PROBLEM TO SOLVE: Present the data once more in exactly its original form.

PROVIDED MATERIAL:

Begin

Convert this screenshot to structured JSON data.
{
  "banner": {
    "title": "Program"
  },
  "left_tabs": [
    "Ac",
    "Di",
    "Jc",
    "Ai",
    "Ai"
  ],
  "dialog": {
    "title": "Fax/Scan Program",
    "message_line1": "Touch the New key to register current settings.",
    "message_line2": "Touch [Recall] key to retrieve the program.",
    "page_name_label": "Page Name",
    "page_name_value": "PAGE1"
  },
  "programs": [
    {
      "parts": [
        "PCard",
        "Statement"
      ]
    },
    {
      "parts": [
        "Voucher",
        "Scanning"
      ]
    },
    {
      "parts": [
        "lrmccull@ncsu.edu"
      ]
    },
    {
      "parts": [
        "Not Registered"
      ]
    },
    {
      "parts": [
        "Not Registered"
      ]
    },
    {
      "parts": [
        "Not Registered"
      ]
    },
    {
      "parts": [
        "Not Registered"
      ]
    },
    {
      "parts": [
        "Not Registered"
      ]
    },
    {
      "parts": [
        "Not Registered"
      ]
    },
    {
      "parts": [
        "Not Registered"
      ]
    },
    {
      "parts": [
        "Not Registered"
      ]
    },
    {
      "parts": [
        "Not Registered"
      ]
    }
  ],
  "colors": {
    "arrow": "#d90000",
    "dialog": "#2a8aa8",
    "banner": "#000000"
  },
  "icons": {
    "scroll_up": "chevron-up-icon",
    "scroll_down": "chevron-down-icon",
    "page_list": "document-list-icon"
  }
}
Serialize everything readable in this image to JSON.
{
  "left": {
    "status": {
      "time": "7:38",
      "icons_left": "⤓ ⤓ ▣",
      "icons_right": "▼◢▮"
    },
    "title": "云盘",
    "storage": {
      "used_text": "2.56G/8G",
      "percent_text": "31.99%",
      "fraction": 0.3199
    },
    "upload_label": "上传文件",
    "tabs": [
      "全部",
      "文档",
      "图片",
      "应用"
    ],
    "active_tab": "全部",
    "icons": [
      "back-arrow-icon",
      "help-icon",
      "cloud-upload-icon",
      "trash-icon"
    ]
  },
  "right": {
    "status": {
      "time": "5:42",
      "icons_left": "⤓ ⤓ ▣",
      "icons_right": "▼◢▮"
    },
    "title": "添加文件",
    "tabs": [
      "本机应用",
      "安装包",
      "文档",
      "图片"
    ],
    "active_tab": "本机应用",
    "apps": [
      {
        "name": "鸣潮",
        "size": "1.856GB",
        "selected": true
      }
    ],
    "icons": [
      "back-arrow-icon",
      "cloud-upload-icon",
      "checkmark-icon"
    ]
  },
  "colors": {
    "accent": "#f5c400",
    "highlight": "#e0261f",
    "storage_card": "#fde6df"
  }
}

End

WRITTEN SOLUTION:
Convert this screenshot to structured JSON data.
{
  "banner": {
    "title": "Program"
  },
  "left_tabs": [
    "Ac",
    "Di",
    "Jc",
    "Ai",
    "Ai"
  ],
  "dialog": {
    "title": "Fax/Scan Program",
    "message_line1": "Touch the New key to register current settings.",
    "message_line2": "Touch [Recall] key to retrieve the program.",
    "page_name_label": "Page Name",
    "page_name_value": "PAGE1"
  },
  "programs": [
    {
      "parts": [
        "PCard",
        "Statement"
      ]
    },
    {
      "parts": [
        "Voucher",
        "Scanning"
      ]
    },
    {
      "parts": [
        "lrmccull@ncsu.edu"
      ]
    },
    {
      "parts": [
        "Not Registered"
      ]
    },
    {
      "parts": [
        "Not Registered"
      ]
    },
    {
      "parts": [
        "Not Registered"
      ]
    },
    {
      "parts": [
        "Not Registered"
      ]
    },
    {
      "parts": [
        "Not Registered"
      ]
    },
    {
      "parts": [
        "Not Registered"
      ]
    },
    {
      "parts": [
        "Not Registered"
      ]
    },
    {
      "parts": [
        "Not Registered"
      ]
    },
    {
      "parts": [
        "Not Registered"
      ]
    }
  ],
  "colors": {
    "arrow": "#d90000",
    "dialog": "#2a8aa8",
    "banner": "#000000"
  },
  "icons": {
    "scroll_up": "chevron-up-icon",
    "scroll_down": "chevron-down-icon",
    "page_list": "document-list-icon"
  }
}
Serialize everything readable in this image to JSON.
{
  "left": {
    "status": {
      "time": "7:38",
      "icons_left": "⤓ ⤓ ▣",
      "icons_right": "▼◢▮"
    },
    "title": "云盘",
    "storage": {
      "used_text": "2.56G/8G",
      "percent_text": "31.99%",
      "fraction": 0.3199
    },
    "upload_label": "上传文件",
    "tabs": [
      "全部",
      "文档",
      "图片",
      "应用"
    ],
    "active_tab": "全部",
    "icons": [
      "back-arrow-icon",
      "help-icon",
      "cloud-upload-icon",
      "trash-icon"
    ]
  },
  "right": {
    "status": {
      "time": "5:42",
      "icons_left": "⤓ ⤓ ▣",
      "icons_right": "▼◢▮"
    },
    "title": "添加文件",
    "tabs": [
      "本机应用",
      "安装包",
      "文档",
      "图片"
    ],
    "active_tab": "本机应用",
    "apps": [
      {
        "name": "鸣潮",
        "size": "1.856GB",
        "selected": true
      }
    ],
    "icons": [
      "back-arrow-icon",
      "cloud-upload-icon",
      "checkmark-icon"
    ]
  },
  "colors": {
    "accent": "#f5c400",
    "highlight": "#e0261f",
    "storage_card": "#fde6df"
  }
}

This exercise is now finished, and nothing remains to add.